'''
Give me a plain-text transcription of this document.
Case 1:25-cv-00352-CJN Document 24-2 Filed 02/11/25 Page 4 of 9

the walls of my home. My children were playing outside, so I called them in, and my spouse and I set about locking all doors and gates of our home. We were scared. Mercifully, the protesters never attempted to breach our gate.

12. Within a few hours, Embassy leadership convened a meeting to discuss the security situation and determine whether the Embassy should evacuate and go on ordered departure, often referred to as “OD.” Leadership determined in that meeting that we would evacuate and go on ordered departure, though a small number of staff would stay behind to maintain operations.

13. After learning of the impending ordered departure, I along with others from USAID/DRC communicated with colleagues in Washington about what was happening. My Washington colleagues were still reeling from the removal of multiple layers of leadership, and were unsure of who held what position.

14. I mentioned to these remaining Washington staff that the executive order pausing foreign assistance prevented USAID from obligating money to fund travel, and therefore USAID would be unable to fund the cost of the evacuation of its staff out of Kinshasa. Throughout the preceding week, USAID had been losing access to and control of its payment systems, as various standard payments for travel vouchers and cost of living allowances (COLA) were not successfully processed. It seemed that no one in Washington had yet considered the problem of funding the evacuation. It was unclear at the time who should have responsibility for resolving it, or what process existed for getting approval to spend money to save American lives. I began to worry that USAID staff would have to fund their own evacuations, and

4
'''
'''
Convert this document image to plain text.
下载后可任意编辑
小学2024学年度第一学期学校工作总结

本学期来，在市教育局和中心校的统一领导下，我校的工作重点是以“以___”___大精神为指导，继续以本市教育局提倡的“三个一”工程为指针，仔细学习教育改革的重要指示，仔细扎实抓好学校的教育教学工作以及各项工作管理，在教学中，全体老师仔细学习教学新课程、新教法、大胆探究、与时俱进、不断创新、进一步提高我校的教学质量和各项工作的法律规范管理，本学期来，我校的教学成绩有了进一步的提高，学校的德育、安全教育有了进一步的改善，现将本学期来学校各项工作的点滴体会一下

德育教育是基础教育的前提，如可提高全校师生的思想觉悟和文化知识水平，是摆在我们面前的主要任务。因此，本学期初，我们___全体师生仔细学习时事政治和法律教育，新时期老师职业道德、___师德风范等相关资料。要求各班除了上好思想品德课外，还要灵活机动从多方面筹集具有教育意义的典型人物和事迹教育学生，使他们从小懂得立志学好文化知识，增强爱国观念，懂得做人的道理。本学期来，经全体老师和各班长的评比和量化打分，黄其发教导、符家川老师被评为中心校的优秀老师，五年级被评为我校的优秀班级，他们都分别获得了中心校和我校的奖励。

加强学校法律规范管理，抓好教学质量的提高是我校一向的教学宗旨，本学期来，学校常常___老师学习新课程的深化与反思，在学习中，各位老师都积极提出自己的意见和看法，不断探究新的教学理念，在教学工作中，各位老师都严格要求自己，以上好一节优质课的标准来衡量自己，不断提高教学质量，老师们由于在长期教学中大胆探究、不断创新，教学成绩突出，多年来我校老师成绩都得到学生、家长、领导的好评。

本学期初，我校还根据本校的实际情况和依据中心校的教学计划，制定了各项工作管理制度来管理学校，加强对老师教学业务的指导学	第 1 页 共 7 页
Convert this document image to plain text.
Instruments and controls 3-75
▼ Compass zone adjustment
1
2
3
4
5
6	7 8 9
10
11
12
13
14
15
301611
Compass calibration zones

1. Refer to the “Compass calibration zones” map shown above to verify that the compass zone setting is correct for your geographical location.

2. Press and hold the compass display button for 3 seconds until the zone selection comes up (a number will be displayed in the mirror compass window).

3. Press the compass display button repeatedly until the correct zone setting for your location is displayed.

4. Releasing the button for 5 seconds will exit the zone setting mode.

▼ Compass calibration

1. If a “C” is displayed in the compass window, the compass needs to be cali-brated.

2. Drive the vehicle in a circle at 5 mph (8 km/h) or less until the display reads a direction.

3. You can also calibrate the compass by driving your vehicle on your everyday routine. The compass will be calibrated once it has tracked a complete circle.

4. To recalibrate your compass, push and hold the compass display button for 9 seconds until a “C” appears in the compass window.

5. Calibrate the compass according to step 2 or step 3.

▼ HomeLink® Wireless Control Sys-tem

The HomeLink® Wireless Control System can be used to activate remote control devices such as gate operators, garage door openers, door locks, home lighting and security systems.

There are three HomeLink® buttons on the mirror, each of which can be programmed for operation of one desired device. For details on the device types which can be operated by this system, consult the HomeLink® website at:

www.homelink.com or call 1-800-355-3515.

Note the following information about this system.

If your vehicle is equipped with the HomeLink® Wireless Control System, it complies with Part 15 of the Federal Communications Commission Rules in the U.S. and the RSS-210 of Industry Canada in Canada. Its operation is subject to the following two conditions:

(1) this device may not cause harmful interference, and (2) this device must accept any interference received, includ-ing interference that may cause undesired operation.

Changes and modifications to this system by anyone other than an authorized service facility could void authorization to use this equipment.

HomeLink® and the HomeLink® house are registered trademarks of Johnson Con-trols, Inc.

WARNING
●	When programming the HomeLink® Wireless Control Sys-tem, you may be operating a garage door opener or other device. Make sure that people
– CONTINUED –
'''
'''
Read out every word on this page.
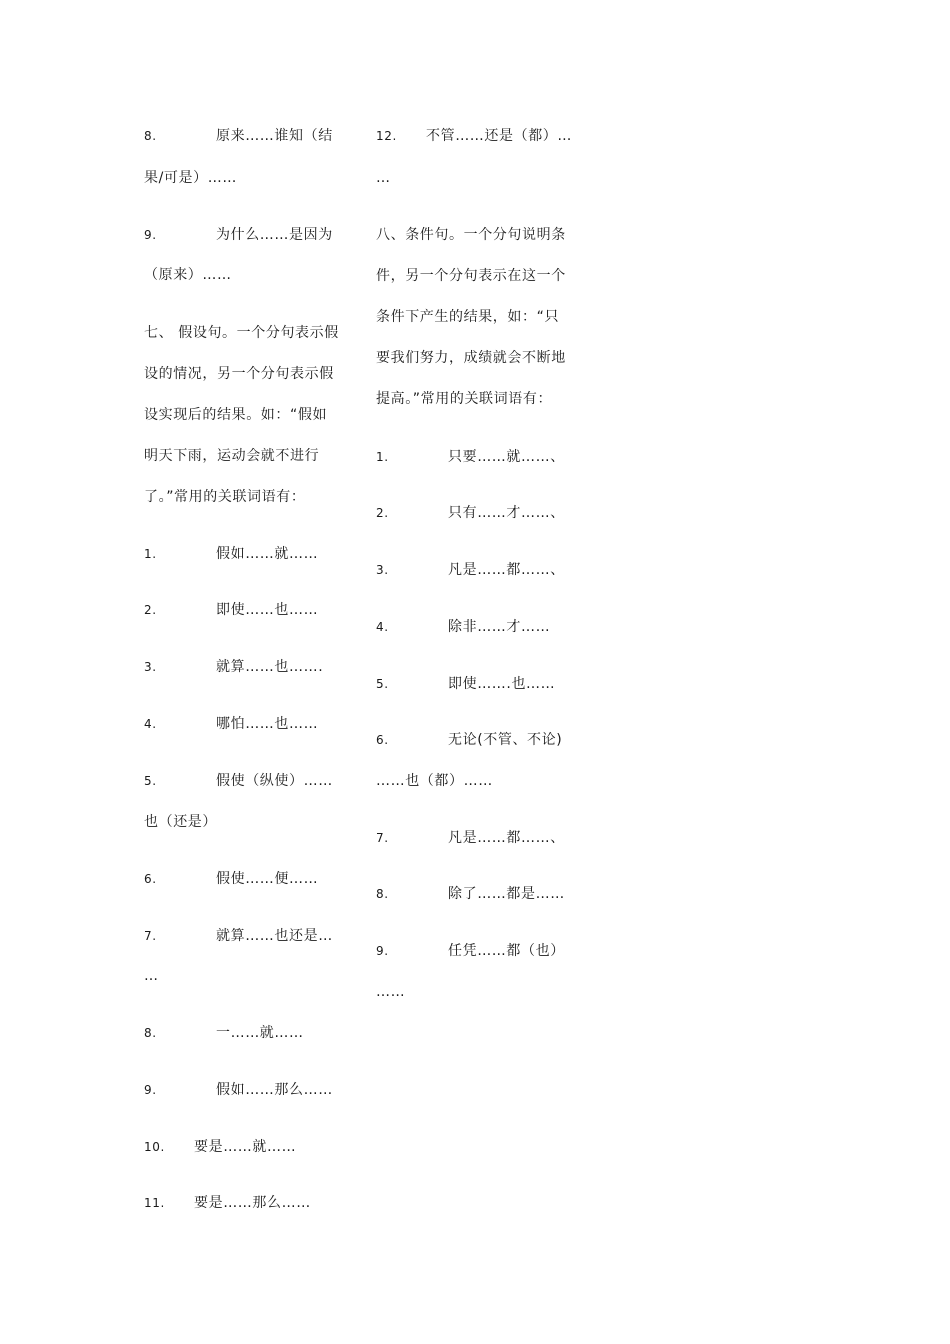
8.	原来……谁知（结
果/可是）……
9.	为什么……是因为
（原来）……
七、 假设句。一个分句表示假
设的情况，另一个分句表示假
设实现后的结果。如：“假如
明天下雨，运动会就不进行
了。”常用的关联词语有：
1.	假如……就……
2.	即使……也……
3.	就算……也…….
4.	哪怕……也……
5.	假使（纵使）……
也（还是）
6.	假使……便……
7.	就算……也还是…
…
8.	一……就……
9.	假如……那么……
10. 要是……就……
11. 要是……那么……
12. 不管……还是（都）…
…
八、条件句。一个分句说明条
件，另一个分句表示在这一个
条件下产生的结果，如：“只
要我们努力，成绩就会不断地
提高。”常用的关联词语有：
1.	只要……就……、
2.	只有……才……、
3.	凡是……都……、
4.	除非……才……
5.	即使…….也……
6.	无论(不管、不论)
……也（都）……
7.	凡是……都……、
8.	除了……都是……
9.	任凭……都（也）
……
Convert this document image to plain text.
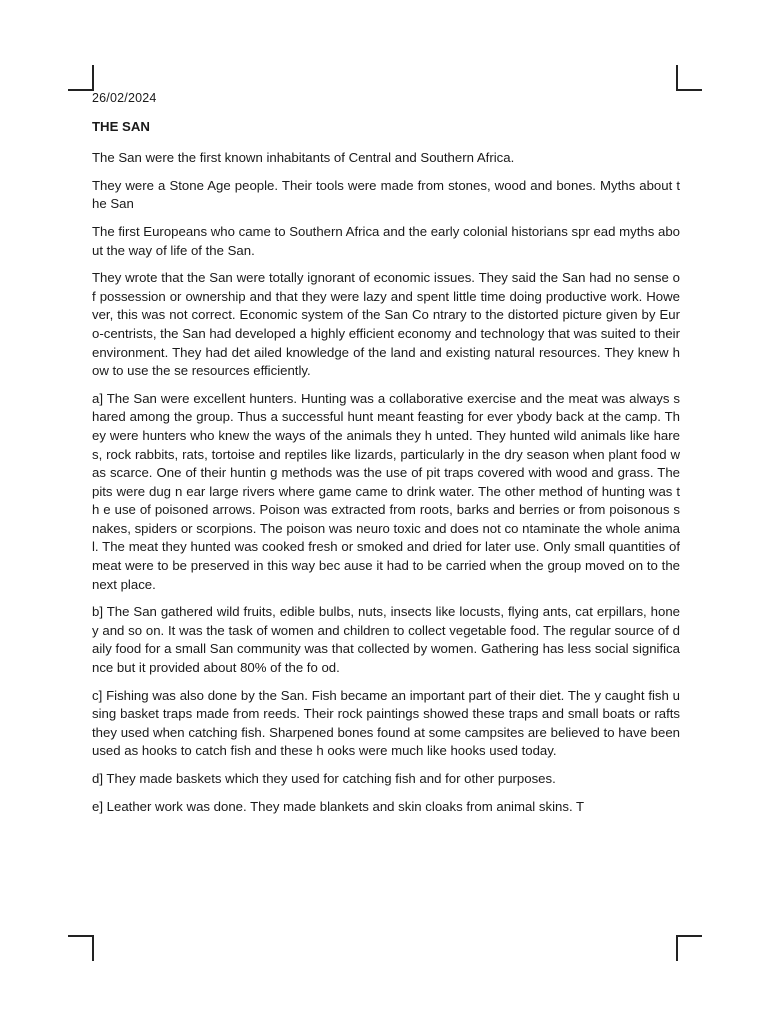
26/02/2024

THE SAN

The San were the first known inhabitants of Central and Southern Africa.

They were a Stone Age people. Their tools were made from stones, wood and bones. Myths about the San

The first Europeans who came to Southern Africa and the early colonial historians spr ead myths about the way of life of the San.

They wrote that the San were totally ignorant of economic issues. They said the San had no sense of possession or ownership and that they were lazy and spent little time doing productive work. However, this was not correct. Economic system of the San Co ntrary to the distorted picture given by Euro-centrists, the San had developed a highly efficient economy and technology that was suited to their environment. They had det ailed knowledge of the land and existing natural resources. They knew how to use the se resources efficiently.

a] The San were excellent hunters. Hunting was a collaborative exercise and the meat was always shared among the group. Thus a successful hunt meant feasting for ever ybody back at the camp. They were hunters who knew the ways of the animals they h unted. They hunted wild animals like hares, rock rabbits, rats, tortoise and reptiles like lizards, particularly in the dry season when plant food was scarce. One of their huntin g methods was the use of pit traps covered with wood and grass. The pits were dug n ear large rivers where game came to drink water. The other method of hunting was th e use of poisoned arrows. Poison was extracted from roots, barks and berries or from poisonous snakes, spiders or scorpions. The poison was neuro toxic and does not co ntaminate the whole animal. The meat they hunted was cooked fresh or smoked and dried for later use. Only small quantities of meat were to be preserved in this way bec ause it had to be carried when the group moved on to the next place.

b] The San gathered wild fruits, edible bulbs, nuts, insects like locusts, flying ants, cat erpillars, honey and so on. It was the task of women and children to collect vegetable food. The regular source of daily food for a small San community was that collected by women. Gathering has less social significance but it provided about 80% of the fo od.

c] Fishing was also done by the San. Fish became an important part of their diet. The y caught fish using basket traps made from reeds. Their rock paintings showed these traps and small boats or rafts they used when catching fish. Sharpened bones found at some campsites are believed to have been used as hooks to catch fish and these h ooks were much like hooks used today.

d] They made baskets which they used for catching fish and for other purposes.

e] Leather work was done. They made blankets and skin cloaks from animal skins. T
'''
§ **Requirement**
Gather all lines where the word "which" appears.

§ **Solution for this task**
There are three HomeLink® buttons on the mirror, each of which can be programmed for operation of one desired device. For details on the device types which can be operated by this system, consult the HomeLink® website at:
d] They made baskets which they used for catching fish and for other purposes.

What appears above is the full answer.